## [Goal]
Extract each record and reproduce it exactly.

## [Record excerpts]

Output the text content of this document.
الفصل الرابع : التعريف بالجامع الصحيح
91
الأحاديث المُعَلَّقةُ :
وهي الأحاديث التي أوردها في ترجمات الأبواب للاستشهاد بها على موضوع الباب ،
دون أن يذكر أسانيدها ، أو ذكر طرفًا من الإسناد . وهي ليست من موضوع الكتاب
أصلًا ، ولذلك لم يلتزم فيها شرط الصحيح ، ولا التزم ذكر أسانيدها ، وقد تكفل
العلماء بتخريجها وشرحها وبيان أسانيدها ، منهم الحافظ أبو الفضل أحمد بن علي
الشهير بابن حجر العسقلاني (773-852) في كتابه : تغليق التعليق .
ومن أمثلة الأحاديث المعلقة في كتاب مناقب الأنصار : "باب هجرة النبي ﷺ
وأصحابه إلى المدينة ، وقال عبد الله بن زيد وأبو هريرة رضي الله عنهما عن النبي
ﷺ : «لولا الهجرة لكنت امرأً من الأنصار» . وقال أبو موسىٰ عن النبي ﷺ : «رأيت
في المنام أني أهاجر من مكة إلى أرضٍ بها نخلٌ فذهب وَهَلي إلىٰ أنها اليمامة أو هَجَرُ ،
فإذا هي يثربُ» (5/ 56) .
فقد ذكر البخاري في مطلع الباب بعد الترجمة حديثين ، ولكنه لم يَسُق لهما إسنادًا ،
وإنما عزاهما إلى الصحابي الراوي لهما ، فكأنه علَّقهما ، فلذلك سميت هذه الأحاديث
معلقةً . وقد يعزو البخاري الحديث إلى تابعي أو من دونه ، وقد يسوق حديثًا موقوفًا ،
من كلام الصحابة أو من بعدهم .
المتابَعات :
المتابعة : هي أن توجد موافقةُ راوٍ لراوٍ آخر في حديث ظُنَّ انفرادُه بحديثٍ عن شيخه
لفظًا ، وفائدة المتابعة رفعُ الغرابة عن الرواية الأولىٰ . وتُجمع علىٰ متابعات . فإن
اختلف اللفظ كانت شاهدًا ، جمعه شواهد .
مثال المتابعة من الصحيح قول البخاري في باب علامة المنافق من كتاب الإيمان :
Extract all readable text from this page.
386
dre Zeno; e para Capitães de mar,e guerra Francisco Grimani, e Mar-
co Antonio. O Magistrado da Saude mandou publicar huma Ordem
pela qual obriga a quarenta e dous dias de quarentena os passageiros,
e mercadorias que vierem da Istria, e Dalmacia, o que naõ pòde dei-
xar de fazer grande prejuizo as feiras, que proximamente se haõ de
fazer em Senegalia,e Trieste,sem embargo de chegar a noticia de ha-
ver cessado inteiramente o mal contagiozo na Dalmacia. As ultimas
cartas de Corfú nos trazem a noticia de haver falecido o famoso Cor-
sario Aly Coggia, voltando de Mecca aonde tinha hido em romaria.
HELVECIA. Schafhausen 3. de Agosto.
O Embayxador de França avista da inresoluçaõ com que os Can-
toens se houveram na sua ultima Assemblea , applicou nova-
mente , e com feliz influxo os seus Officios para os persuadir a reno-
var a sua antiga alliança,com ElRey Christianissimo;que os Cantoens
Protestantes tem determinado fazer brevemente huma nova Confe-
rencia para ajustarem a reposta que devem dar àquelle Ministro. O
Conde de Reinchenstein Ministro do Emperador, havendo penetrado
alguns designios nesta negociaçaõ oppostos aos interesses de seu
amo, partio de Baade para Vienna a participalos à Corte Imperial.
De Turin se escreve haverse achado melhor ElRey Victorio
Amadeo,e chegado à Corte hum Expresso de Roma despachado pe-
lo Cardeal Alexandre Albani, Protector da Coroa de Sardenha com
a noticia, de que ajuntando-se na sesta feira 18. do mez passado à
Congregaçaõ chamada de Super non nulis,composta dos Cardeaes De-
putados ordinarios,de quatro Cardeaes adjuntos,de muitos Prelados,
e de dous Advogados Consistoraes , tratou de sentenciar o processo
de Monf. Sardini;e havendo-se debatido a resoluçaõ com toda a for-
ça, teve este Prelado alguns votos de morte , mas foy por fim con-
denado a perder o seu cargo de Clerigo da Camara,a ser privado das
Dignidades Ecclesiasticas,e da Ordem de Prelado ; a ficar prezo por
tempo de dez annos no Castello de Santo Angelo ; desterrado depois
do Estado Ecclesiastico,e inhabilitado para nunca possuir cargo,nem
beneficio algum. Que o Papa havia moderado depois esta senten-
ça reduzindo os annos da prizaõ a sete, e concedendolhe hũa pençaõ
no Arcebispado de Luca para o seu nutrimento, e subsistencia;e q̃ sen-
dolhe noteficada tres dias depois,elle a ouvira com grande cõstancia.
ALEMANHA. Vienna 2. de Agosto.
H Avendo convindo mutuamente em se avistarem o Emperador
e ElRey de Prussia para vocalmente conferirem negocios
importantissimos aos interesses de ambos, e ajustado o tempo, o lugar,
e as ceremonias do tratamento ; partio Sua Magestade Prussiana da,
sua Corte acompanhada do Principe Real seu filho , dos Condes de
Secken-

## [Solution below]
Output the text content of this document.
الفصل الرابع : التعريف بالجامع الصحيح
91
الأحاديث المُعَلَّقةُ :
وهي الأحاديث التي أوردها في ترجمات الأبواب للاستشهاد بها على موضوع الباب ،
دون أن يذكر أسانيدها ، أو ذكر طرفًا من الإسناد . وهي ليست من موضوع الكتاب
أصلًا ، ولذلك لم يلتزم فيها شرط الصحيح ، ولا التزم ذكر أسانيدها ، وقد تكفل
العلماء بتخريجها وشرحها وبيان أسانيدها ، منهم الحافظ أبو الفضل أحمد بن علي
الشهير بابن حجر العسقلاني (773-852) في كتابه : تغليق التعليق .
ومن أمثلة الأحاديث المعلقة في كتاب مناقب الأنصار : "باب هجرة النبي ﷺ
وأصحابه إلى المدينة ، وقال عبد الله بن زيد وأبو هريرة رضي الله عنهما عن النبي
ﷺ : «لولا الهجرة لكنت امرأً من الأنصار» . وقال أبو موسىٰ عن النبي ﷺ : «رأيت
في المنام أني أهاجر من مكة إلى أرضٍ بها نخلٌ فذهب وَهَلي إلىٰ أنها اليمامة أو هَجَرُ ،
فإذا هي يثربُ» (5/ 56) .
فقد ذكر البخاري في مطلع الباب بعد الترجمة حديثين ، ولكنه لم يَسُق لهما إسنادًا ،
وإنما عزاهما إلى الصحابي الراوي لهما ، فكأنه علَّقهما ، فلذلك سميت هذه الأحاديث
معلقةً . وقد يعزو البخاري الحديث إلى تابعي أو من دونه ، وقد يسوق حديثًا موقوفًا ،
من كلام الصحابة أو من بعدهم .
المتابَعات :
المتابعة : هي أن توجد موافقةُ راوٍ لراوٍ آخر في حديث ظُنَّ انفرادُه بحديثٍ عن شيخه
لفظًا ، وفائدة المتابعة رفعُ الغرابة عن الرواية الأولىٰ . وتُجمع علىٰ متابعات . فإن
اختلف اللفظ كانت شاهدًا ، جمعه شواهد .
مثال المتابعة من الصحيح قول البخاري في باب علامة المنافق من كتاب الإيمان :
Extract all readable text from this page.
386
dre Zeno; e para Capitães de mar,e guerra Francisco Grimani, e Mar-
co Antonio. O Magistrado da Saude mandou publicar huma Ordem
pela qual obriga a quarenta e dous dias de quarentena os passageiros,
e mercadorias que vierem da Istria, e Dalmacia, o que naõ pòde dei-
xar de fazer grande prejuizo as feiras, que proximamente se haõ de
fazer em Senegalia,e Trieste,sem embargo de chegar a noticia de ha-
ver cessado inteiramente o mal contagiozo na Dalmacia. As ultimas
cartas de Corfú nos trazem a noticia de haver falecido o famoso Cor-
sario Aly Coggia, voltando de Mecca aonde tinha hido em romaria.
HELVECIA. Schafhausen 3. de Agosto.
O Embayxador de França avista da inresoluçaõ com que os Can-
toens se houveram na sua ultima Assemblea , applicou nova-
mente , e com feliz influxo os seus Officios para os persuadir a reno-
var a sua antiga alliança,com ElRey Christianissimo;que os Cantoens
Protestantes tem determinado fazer brevemente huma nova Confe-
rencia para ajustarem a reposta que devem dar àquelle Ministro. O
Conde de Reinchenstein Ministro do Emperador, havendo penetrado
alguns designios nesta negociaçaõ oppostos aos interesses de seu
amo, partio de Baade para Vienna a participalos à Corte Imperial.
De Turin se escreve haverse achado melhor ElRey Victorio
Amadeo,e chegado à Corte hum Expresso de Roma despachado pe-
lo Cardeal Alexandre Albani, Protector da Coroa de Sardenha com
a noticia, de que ajuntando-se na sesta feira 18. do mez passado à
Congregaçaõ chamada de Super non nulis,composta dos Cardeaes De-
putados ordinarios,de quatro Cardeaes adjuntos,de muitos Prelados,
e de dous Advogados Consistoraes , tratou de sentenciar o processo
de Monf. Sardini;e havendo-se debatido a resoluçaõ com toda a for-
ça, teve este Prelado alguns votos de morte , mas foy por fim con-
denado a perder o seu cargo de Clerigo da Camara,a ser privado das
Dignidades Ecclesiasticas,e da Ordem de Prelado ; a ficar prezo por
tempo de dez annos no Castello de Santo Angelo ; desterrado depois
do Estado Ecclesiastico,e inhabilitado para nunca possuir cargo,nem
beneficio algum. Que o Papa havia moderado depois esta senten-
ça reduzindo os annos da prizaõ a sete, e concedendolhe hũa pençaõ
no Arcebispado de Luca para o seu nutrimento, e subsistencia;e q̃ sen-
dolhe noteficada tres dias depois,elle a ouvira com grande cõstancia.
ALEMANHA. Vienna 2. de Agosto.
H Avendo convindo mutuamente em se avistarem o Emperador
e ElRey de Prussia para vocalmente conferirem negocios
importantissimos aos interesses de ambos, e ajustado o tempo, o lugar,
e as ceremonias do tratamento ; partio Sua Magestade Prussiana da,
sua Corte acompanhada do Principe Real seu filho , dos Condes de
Secken-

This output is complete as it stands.